* Start EXCERPTED DATA *

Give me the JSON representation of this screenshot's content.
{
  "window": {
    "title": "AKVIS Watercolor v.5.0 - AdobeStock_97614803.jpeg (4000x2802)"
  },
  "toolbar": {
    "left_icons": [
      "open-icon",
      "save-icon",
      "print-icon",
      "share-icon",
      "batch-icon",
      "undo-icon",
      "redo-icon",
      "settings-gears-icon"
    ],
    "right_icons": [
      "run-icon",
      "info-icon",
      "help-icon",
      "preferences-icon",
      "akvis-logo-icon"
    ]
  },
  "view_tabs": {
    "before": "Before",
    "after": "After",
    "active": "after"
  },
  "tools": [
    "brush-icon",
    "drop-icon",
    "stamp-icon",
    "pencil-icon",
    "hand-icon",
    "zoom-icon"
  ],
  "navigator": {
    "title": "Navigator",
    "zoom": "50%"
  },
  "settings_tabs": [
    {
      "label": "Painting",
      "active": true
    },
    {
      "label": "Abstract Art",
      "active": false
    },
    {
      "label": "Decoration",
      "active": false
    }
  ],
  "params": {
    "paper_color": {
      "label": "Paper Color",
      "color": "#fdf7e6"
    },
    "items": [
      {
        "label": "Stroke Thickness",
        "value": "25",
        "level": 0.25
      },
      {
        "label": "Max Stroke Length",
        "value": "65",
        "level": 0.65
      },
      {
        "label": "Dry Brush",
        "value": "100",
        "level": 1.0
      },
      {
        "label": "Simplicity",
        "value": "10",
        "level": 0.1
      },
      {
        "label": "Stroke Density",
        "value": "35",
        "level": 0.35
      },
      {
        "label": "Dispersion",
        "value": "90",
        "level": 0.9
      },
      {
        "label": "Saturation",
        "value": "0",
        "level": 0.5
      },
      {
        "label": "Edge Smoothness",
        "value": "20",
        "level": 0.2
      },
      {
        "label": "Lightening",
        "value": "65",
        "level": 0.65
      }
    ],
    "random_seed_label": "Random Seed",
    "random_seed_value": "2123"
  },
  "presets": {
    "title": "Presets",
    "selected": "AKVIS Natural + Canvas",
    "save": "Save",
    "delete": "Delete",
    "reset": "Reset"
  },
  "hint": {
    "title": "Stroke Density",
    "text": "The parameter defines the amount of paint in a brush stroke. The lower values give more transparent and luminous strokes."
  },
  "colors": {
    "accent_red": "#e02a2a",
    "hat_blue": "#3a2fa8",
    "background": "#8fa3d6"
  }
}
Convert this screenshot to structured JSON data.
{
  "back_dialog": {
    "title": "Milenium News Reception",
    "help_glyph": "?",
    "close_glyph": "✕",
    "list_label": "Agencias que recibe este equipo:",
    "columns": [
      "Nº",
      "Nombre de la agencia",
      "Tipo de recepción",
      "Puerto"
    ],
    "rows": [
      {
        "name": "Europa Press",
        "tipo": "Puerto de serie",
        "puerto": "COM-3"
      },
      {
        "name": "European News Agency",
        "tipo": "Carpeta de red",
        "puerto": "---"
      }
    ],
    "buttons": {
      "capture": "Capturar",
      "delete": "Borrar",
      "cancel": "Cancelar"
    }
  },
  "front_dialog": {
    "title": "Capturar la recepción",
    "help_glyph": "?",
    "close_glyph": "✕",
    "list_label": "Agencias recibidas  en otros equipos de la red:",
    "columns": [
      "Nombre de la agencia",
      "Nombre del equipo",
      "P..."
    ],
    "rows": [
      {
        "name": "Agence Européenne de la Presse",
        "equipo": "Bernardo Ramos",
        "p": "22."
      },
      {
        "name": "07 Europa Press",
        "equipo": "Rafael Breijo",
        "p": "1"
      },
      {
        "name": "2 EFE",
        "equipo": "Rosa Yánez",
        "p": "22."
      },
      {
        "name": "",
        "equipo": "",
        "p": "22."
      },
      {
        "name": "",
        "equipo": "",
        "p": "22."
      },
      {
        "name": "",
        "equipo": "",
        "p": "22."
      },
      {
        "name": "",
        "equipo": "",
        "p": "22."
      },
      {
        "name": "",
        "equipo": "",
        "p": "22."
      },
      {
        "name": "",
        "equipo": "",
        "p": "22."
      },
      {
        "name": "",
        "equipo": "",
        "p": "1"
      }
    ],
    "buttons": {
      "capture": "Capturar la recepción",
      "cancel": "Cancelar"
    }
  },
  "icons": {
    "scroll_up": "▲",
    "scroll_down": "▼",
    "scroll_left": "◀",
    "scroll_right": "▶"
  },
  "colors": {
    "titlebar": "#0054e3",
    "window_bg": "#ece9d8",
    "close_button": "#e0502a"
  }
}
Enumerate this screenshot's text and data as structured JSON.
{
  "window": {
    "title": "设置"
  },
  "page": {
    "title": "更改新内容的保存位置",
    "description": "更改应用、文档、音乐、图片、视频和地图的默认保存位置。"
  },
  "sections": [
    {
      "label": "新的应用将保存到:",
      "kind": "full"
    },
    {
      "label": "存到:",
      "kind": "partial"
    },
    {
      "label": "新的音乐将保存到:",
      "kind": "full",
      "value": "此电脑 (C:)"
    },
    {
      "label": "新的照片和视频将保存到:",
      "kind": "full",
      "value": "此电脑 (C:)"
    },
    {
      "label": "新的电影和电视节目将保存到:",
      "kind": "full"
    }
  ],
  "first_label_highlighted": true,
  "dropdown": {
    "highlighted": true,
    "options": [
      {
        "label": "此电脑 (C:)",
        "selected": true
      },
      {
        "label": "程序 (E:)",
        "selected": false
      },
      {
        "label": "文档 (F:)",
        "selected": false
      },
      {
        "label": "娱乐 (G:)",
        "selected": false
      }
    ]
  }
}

* End EXCERPTED DATA *

- SET PROBLEM
Type out the full listing again, exactly as given.

- OUTPUT FOR THIS EXERCISE
Give me the JSON representation of this screenshot's content.
{
  "window": {
    "title": "AKVIS Watercolor v.5.0 - AdobeStock_97614803.jpeg (4000x2802)"
  },
  "toolbar": {
    "left_icons": [
      "open-icon",
      "save-icon",
      "print-icon",
      "share-icon",
      "batch-icon",
      "undo-icon",
      "redo-icon",
      "settings-gears-icon"
    ],
    "right_icons": [
      "run-icon",
      "info-icon",
      "help-icon",
      "preferences-icon",
      "akvis-logo-icon"
    ]
  },
  "view_tabs": {
    "before": "Before",
    "after": "After",
    "active": "after"
  },
  "tools": [
    "brush-icon",
    "drop-icon",
    "stamp-icon",
    "pencil-icon",
    "hand-icon",
    "zoom-icon"
  ],
  "navigator": {
    "title": "Navigator",
    "zoom": "50%"
  },
  "settings_tabs": [
    {
      "label": "Painting",
      "active": true
    },
    {
      "label": "Abstract Art",
      "active": false
    },
    {
      "label": "Decoration",
      "active": false
    }
  ],
  "params": {
    "paper_color": {
      "label": "Paper Color",
      "color": "#fdf7e6"
    },
    "items": [
      {
        "label": "Stroke Thickness",
        "value": "25",
        "level": 0.25
      },
      {
        "label": "Max Stroke Length",
        "value": "65",
        "level": 0.65
      },
      {
        "label": "Dry Brush",
        "value": "100",
        "level": 1.0
      },
      {
        "label": "Simplicity",
        "value": "10",
        "level": 0.1
      },
      {
        "label": "Stroke Density",
        "value": "35",
        "level": 0.35
      },
      {
        "label": "Dispersion",
        "value": "90",
        "level": 0.9
      },
      {
        "label": "Saturation",
        "value": "0",
        "level": 0.5
      },
      {
        "label": "Edge Smoothness",
        "value": "20",
        "level": 0.2
      },
      {
        "label": "Lightening",
        "value": "65",
        "level": 0.65
      }
    ],
    "random_seed_label": "Random Seed",
    "random_seed_value": "2123"
  },
  "presets": {
    "title": "Presets",
    "selected": "AKVIS Natural + Canvas",
    "save": "Save",
    "delete": "Delete",
    "reset": "Reset"
  },
  "hint": {
    "title": "Stroke Density",
    "text": "The parameter defines the amount of paint in a brush stroke. The lower values give more transparent and luminous strokes."
  },
  "colors": {
    "accent_red": "#e02a2a",
    "hat_blue": "#3a2fa8",
    "background": "#8fa3d6"
  }
}
Convert this screenshot to structured JSON data.
{
  "back_dialog": {
    "title": "Milenium News Reception",
    "help_glyph": "?",
    "close_glyph": "✕",
    "list_label": "Agencias que recibe este equipo:",
    "columns": [
      "Nº",
      "Nombre de la agencia",
      "Tipo de recepción",
      "Puerto"
    ],
    "rows": [
      {
        "name": "Europa Press",
        "tipo": "Puerto de serie",
        "puerto": "COM-3"
      },
      {
        "name": "European News Agency",
        "tipo": "Carpeta de red",
        "puerto": "---"
      }
    ],
    "buttons": {
      "capture": "Capturar",
      "delete": "Borrar",
      "cancel": "Cancelar"
    }
  },
  "front_dialog": {
    "title": "Capturar la recepción",
    "help_glyph": "?",
    "close_glyph": "✕",
    "list_label": "Agencias recibidas  en otros equipos de la red:",
    "columns": [
      "Nombre de la agencia",
      "Nombre del equipo",
      "P..."
    ],
    "rows": [
      {
        "name": "Agence Européenne de la Presse",
        "equipo": "Bernardo Ramos",
        "p": "22."
      },
      {
        "name": "07 Europa Press",
        "equipo": "Rafael Breijo",
        "p": "1"
      },
      {
        "name": "2 EFE",
        "equipo": "Rosa Yánez",
        "p": "22."
      },
      {
        "name": "",
        "equipo": "",
        "p": "22."
      },
      {
        "name": "",
        "equipo": "",
        "p": "22."
      },
      {
        "name": "",
        "equipo": "",
        "p": "22."
      },
      {
        "name": "",
        "equipo": "",
        "p": "22."
      },
      {
        "name": "",
        "equipo": "",
        "p": "22."
      },
      {
        "name": "",
        "equipo": "",
        "p": "22."
      },
      {
        "name": "",
        "equipo": "",
        "p": "1"
      }
    ],
    "buttons": {
      "capture": "Capturar la recepción",
      "cancel": "Cancelar"
    }
  },
  "icons": {
    "scroll_up": "▲",
    "scroll_down": "▼",
    "scroll_left": "◀",
    "scroll_right": "▶"
  },
  "colors": {
    "titlebar": "#0054e3",
    "window_bg": "#ece9d8",
    "close_button": "#e0502a"
  }
}
Enumerate this screenshot's text and data as structured JSON.
{
  "window": {
    "title": "设置"
  },
  "page": {
    "title": "更改新内容的保存位置",
    "description": "更改应用、文档、音乐、图片、视频和地图的默认保存位置。"
  },
  "sections": [
    {
      "label": "新的应用将保存到:",
      "kind": "full"
    },
    {
      "label": "存到:",
      "kind": "partial"
    },
    {
      "label": "新的音乐将保存到:",
      "kind": "full",
      "value": "此电脑 (C:)"
    },
    {
      "label": "新的照片和视频将保存到:",
      "kind": "full",
      "value": "此电脑 (C:)"
    },
    {
      "label": "新的电影和电视节目将保存到:",
      "kind": "full"
    }
  ],
  "first_label_highlighted": true,
  "dropdown": {
    "highlighted": true,
    "options": [
      {
        "label": "此电脑 (C:)",
        "selected": true
      },
      {
        "label": "程序 (E:)",
        "selected": false
      },
      {
        "label": "文档 (F:)",
        "selected": false
      },
      {
        "label": "娱乐 (G:)",
        "selected": false
      }
    ]
  }
}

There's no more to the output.